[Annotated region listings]
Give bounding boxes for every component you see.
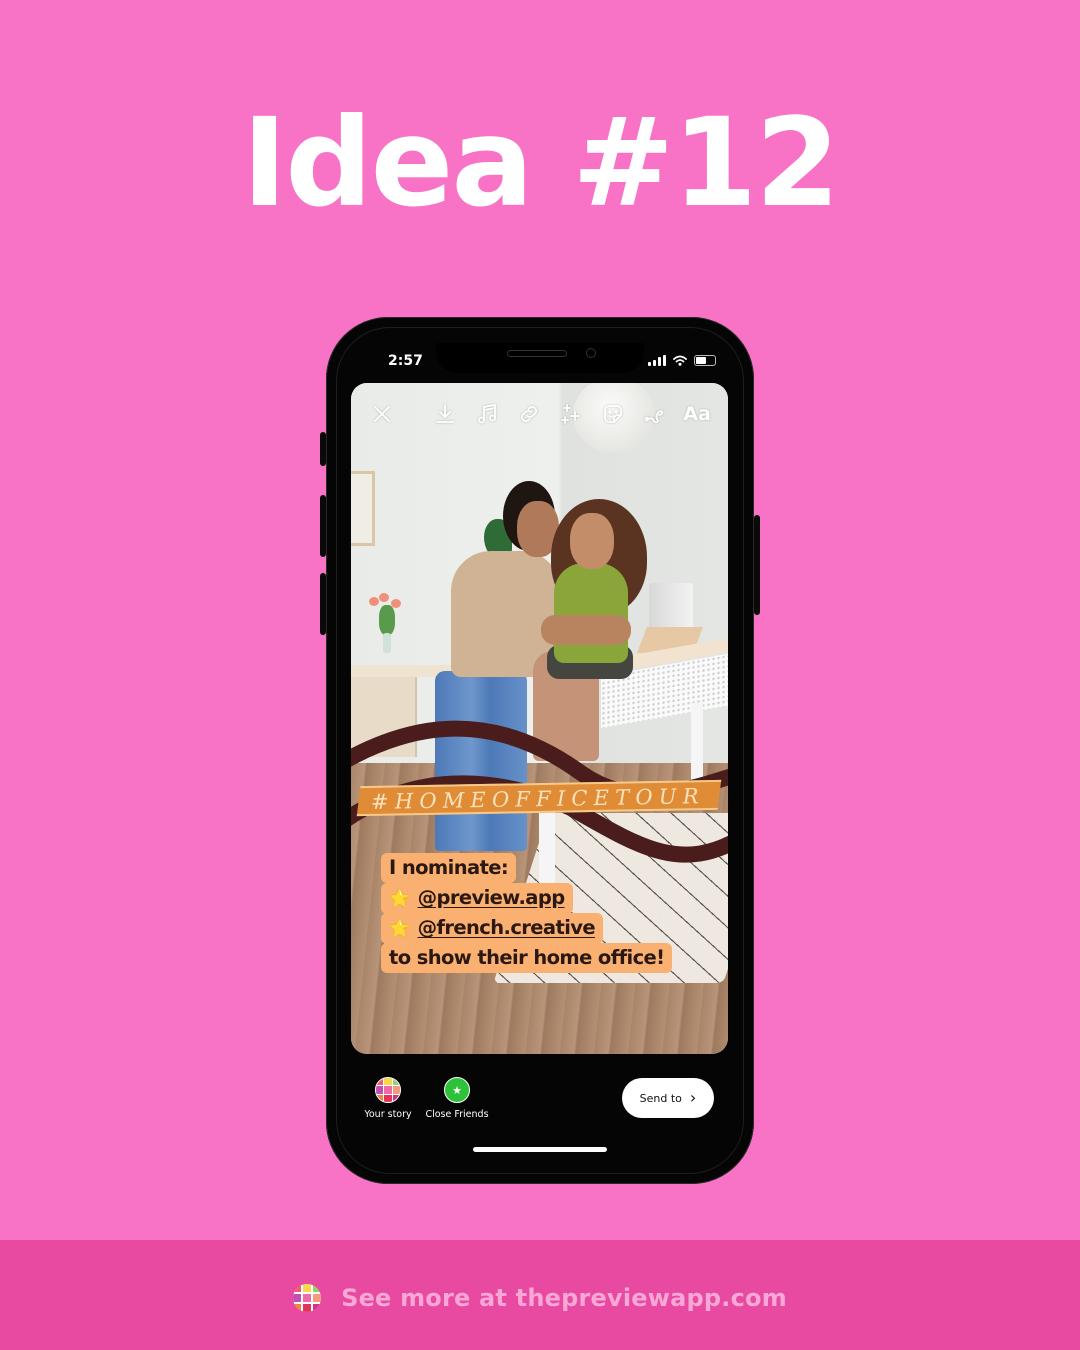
photo-girl-shirt	[554, 563, 628, 663]
story-canvas[interactable]: #HOMEOFFICETOUR I nominate: ⭐ @preview.ap…	[351, 383, 728, 1054]
story-toolbar: Aa	[351, 397, 728, 433]
home-indicator[interactable]	[473, 1147, 607, 1152]
cellular-signal-icon	[648, 355, 666, 366]
logo-cell	[384, 1078, 392, 1086]
nomination-line: ⭐ @preview.app	[381, 883, 573, 914]
share-your-story[interactable]: Your story	[362, 1077, 414, 1120]
phone-volume-up	[320, 495, 326, 557]
logo-cell	[293, 1303, 302, 1312]
send-to-label: Send to	[639, 1091, 682, 1105]
phone-mockup: 2:57 #HOMEOFFICETOUR I nominate: ⭐ @prev…	[320, 317, 760, 1184]
mention-preview-app[interactable]: @preview.app	[418, 886, 566, 909]
nomination-text[interactable]: I nominate: ⭐ @preview.app ⭐ @french.creat…	[381, 853, 673, 973]
logo-cell	[302, 1293, 312, 1303]
photo-frame	[351, 471, 375, 546]
phone-volume-down	[320, 573, 326, 635]
nomination-outro: to show their home office!	[381, 943, 673, 973]
logo-cell	[293, 1293, 302, 1303]
logo-cell	[302, 1303, 312, 1312]
link-button[interactable]	[512, 397, 546, 431]
logo-cell	[392, 1094, 400, 1102]
link-icon	[521, 406, 537, 422]
wifi-icon	[673, 355, 687, 366]
send-to-button[interactable]: Send to ›	[622, 1078, 714, 1118]
mention-french-creative[interactable]: @french.creative	[418, 916, 596, 939]
close-friends-star-icon: ★	[444, 1077, 470, 1103]
logo-cell	[384, 1094, 392, 1102]
notch	[436, 343, 644, 373]
logo-cell	[312, 1303, 322, 1312]
preview-app-logo-icon	[293, 1284, 322, 1312]
sticker-button[interactable]	[596, 397, 630, 431]
close-button[interactable]	[365, 397, 399, 431]
footer-link-text[interactable]: See more at thepreviewapp.com	[341, 1284, 787, 1312]
logo-cell	[293, 1284, 302, 1293]
status-time: 2:57	[388, 353, 423, 369]
text-tool-button[interactable]: Aa	[680, 397, 714, 431]
draw-button[interactable]	[638, 397, 672, 431]
effects-button[interactable]	[554, 397, 588, 431]
phone-silent-switch	[320, 432, 326, 466]
logo-cell	[384, 1086, 392, 1094]
logo-grid	[293, 1284, 322, 1312]
phone-power-button	[754, 515, 760, 615]
logo-cell	[376, 1094, 384, 1102]
hashtag-sticker[interactable]: #HOMEOFFICETOUR	[371, 781, 711, 817]
download-button[interactable]	[428, 397, 462, 431]
text-tool-label: Aa	[683, 403, 711, 425]
photo-flowers	[369, 593, 403, 653]
status-icons	[648, 355, 716, 366]
nomination-line: ⭐ @french.creative	[381, 913, 604, 944]
close-icon	[374, 406, 390, 422]
battery-level	[696, 357, 706, 364]
logo-cell	[376, 1086, 384, 1094]
your-story-grid-icon	[376, 1078, 400, 1102]
logo-cell	[302, 1284, 312, 1293]
footer-banner: See more at thepreviewapp.com	[0, 1240, 1080, 1350]
download-icon	[436, 404, 454, 423]
music-icon	[478, 404, 496, 424]
chevron-right-icon: ›	[689, 1088, 697, 1107]
logo-cell	[392, 1078, 400, 1086]
logo-cell	[376, 1078, 384, 1086]
sticker-icon	[604, 405, 622, 423]
front-camera	[586, 348, 596, 358]
logo-cell	[392, 1086, 400, 1094]
star-icon: ⭐	[389, 919, 410, 939]
music-button[interactable]	[470, 397, 504, 431]
star-icon: ⭐	[389, 889, 410, 909]
share-close-friends[interactable]: ★ Close Friends	[422, 1077, 492, 1120]
nomination-intro: I nominate:	[381, 853, 517, 883]
close-friends-label: Close Friends	[425, 1109, 489, 1120]
your-story-avatar	[375, 1077, 401, 1103]
battery-icon	[694, 355, 716, 366]
earpiece	[507, 350, 567, 357]
logo-cell	[312, 1284, 322, 1293]
draw-icon	[644, 410, 664, 424]
photo-girl-face	[570, 513, 614, 569]
logo-cell	[312, 1293, 322, 1303]
sparkles-icon	[561, 404, 580, 424]
photo-hug-arms	[541, 615, 631, 645]
your-story-label: Your story	[364, 1109, 412, 1120]
headline: Idea #12	[241, 92, 840, 234]
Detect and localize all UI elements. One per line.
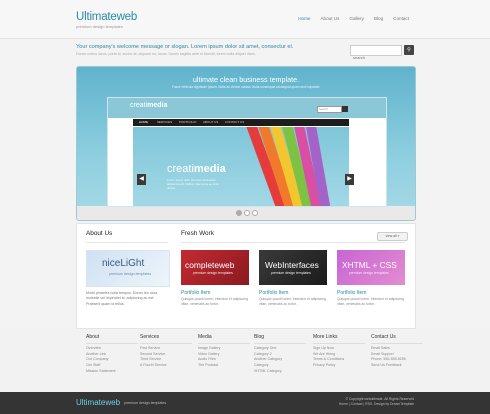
preview-logo-bold: media [147,102,168,109]
welcome-message: Your company's welcome message or slogan… [76,44,346,56]
thumb-title: XHTML + CSS [342,260,397,270]
footer-col-title: Media [198,334,250,344]
slider-dot-1[interactable] [236,210,242,216]
portfolio-item-text-1: Quisque posuit lorem, interdum et adipis… [181,297,248,306]
footer-tagline: premium design templates [124,401,167,405]
footer-col-title: Contact Us [371,334,423,344]
footer-col-about: About Overview Another Link Our Company … [86,334,138,375]
fresh-work-title: Fresh Work [181,230,214,237]
footer-link-item[interactable]: Mission Statement [86,369,138,375]
about-image-sub: premium design templates [109,272,152,276]
welcome-subtext: Donec metus lacus, porta id, auctor at, … [76,52,256,56]
footer-copyright: © Copyright webultimate. All Rights Rese… [339,397,414,407]
preview-nav: HOME SERVICES PORTFOLIO ABOUT US CONTACT… [133,119,349,126]
footer-bottom-links[interactable]: Home | Contact | RSS. Design by DreamTem… [339,402,414,407]
footer-link[interactable]: Email Sales Email Support Phone: 555-555… [371,346,423,369]
footer-link[interactable]: Category One Category 2 Another Category… [254,346,306,375]
slider-dot-2[interactable] [244,210,250,216]
view-all-button[interactable]: view all » [377,232,408,241]
preview-nav-home: HOME [139,120,148,124]
welcome-headline: Your company's welcome message or slogan… [76,44,294,50]
footer-link[interactable]: Image Gallery Video Gallery Audio Files … [198,346,250,369]
slider-subtitle: Fusce vehicula dignissim ipsum. Nulla ac… [171,85,321,89]
preview-logo-light: creati [130,102,148,109]
footer-col-services: Services First Service Second Service Th… [140,334,192,369]
preview-nav-contact: CONTACT US [225,120,245,124]
portfolio-item-text-3: Quisque posuit lorem, interdum et adipis… [337,297,404,306]
nav-home[interactable]: Home [293,14,315,23]
nav-blog[interactable]: Blog [369,14,388,23]
main-nav: Home About Us Gallery Blog Contact [293,14,414,23]
footer-col-title: More Links [313,334,365,344]
slider-dot-3[interactable] [252,210,258,216]
preview-search: search [317,106,342,113]
divider [181,242,405,243]
nav-contact[interactable]: Contact [388,14,414,23]
slide-preview-image: creatimedia search HOME SERVICES PORTFOL… [107,97,387,207]
search-button[interactable]: ⚲ [404,45,414,55]
slider-next-button[interactable]: ▶ [345,174,354,185]
thumb-sub: premium design templates [271,271,311,275]
footer-col-title: Services [140,334,192,344]
page: Ultimateweb premium design templates Hom… [0,0,490,414]
footer-col-more-links: More Links Sign Up Now We Are Hiring Ter… [313,334,365,369]
preview-hero-logo: creatimedia [167,163,226,175]
divider [86,242,168,243]
site-tagline: premium design templates [76,24,123,29]
portfolio-item-title-2[interactable]: Portfolio Item [259,290,288,296]
footer-col-contact: Contact Us Email Sales Email Support Pho… [371,334,423,369]
preview-hero-text: Lorem ipsum dolor sit amet consectetur a… [167,178,220,190]
search-box [350,45,402,61]
footer-col-title: Blog [254,334,306,344]
footer-link[interactable]: First Service Second Service Third Servi… [140,346,192,369]
preview-nav-services: SERVICES [157,120,173,124]
preview-hero: creatimedia Lorem ipsum dolor sit amet c… [133,127,349,206]
portfolio-thumb-1[interactable]: completeweb premium design templates [181,250,249,285]
thumb-sub: premium design templates [349,271,389,275]
thumb-title: completeweb [185,260,235,270]
nav-about-us[interactable]: About Us [315,14,344,23]
footer-link-item[interactable]: A Fourth Service [140,363,192,369]
chevron-left-icon: ◀ [139,176,144,182]
preview-hero-logo-bold: media [193,163,226,175]
footer-link[interactable]: Sign Up Now We Are Hiring Terms & Condit… [313,346,365,369]
footer-logo[interactable]: Ultimateweb [76,398,120,407]
footer-link-item[interactable]: XHTML Category [254,369,306,375]
portfolio-item-title-3[interactable]: Portfolio Item [337,290,366,296]
thumb-title: WebInterfaces [265,260,319,270]
footer-link-item[interactable]: Send Us Feedback [371,363,423,369]
portfolio-thumb-3[interactable]: XHTML + CSS premium design templates [337,250,405,285]
header: Ultimateweb premium design templates Hom… [0,0,490,39]
about-text: Morbi pharetra nulla tempus. Donec leo u… [86,291,159,306]
portfolio-thumb-2[interactable]: WebInterfaces premium design templates [259,250,327,285]
footer-col-blog: Blog Category One Category 2 Another Cat… [254,334,306,375]
footer-col-title: About [86,334,138,344]
preview-search-button [342,106,348,112]
search-input[interactable] [351,54,401,61]
search-icon: ⚲ [407,47,411,53]
site-logo[interactable]: Ultimateweb [76,11,137,23]
preview-nav-about: ABOUT US [203,120,219,124]
preview-nav-portfolio: PORTFOLIO [179,120,197,124]
preview-hero-logo-light: creati [167,163,194,175]
footer-link-item[interactable]: Privacy Policy [313,363,365,369]
about-image: niceLiGht premium design templates [86,250,170,287]
footer-bar [0,392,490,414]
slider-title: ultimate clean business template. [192,75,300,84]
about-title: About Us [86,230,113,237]
thumb-sub: premium design templates [193,271,233,275]
slider-pagination [236,210,258,216]
nav-gallery[interactable]: Gallery [344,14,369,23]
portfolio-item-title-1[interactable]: Portfolio Item [181,290,210,296]
footer-link-item[interactable]: The Podcast [198,363,250,369]
portfolio-item-text-2: Quisque posuit lorem, interdum et adipis… [259,297,326,306]
preview-logo: creatimedia [130,102,167,109]
slider-prev-button[interactable]: ◀ [137,174,146,185]
about-image-title: niceLiGht [102,258,145,269]
footer-col-media: Media Image Gallery Video Gallery Audio … [198,334,250,369]
chevron-right-icon: ▶ [347,176,352,182]
footer-link[interactable]: Overview Another Link Our Company Our St… [86,346,138,375]
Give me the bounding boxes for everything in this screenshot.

# Exercise brief:
Repeat the lines of the material verbatim, beginning with the line that contains "preview-logo-bold: media [147,102,168,109]" and continuing through the line that contains "footer-link[interactable]: Image Gallery".

# Result of this exercise:
preview-logo-bold: media [147,102,168,109]
welcome-message: Your company's welcome message or slogan… [76,44,346,56]
thumb-title: XHTML + CSS [342,260,397,270]
footer-col-title: Media [198,334,250,344]
slider-dot-1[interactable] [236,210,242,216]
portfolio-item-text-1: Quisque posuit lorem, interdum et adipis… [181,297,248,306]
footer-tagline: premium design templates [124,401,167,405]
footer-col-title: Contact Us [371,334,423,344]
footer-col-about: About Overview Another Link Our Company … [86,334,138,375]
fresh-work-title: Fresh Work [181,230,214,237]
footer-link-item[interactable]: Mission Statement [86,369,138,375]
about-image-sub: premium design templates [109,272,152,276]
welcome-subtext: Donec metus lacus, porta id, auctor at, … [76,52,256,56]
footer-copyright: © Copyright webultimate. All Rights Rese… [339,397,414,407]
preview-nav: HOME SERVICES PORTFOLIO ABOUT US CONTACT… [133,119,349,126]
footer-bottom-links[interactable]: Home | Contact | RSS. Design by DreamTem… [339,402,414,407]
footer-link[interactable]: Email Sales Email Support Phone: 555-555… [371,346,423,369]
footer-link[interactable]: Category One Category 2 Another Category… [254,346,306,375]
slider-dot-2[interactable] [244,210,250,216]
view-all-button[interactable]: view all » [377,232,408,241]
preview-nav-home: HOME [139,120,148,124]
welcome-headline: Your company's welcome message or slogan… [76,44,294,50]
footer-link[interactable]: Image Gallery Video Gallery Audio Files … [198,346,250,369]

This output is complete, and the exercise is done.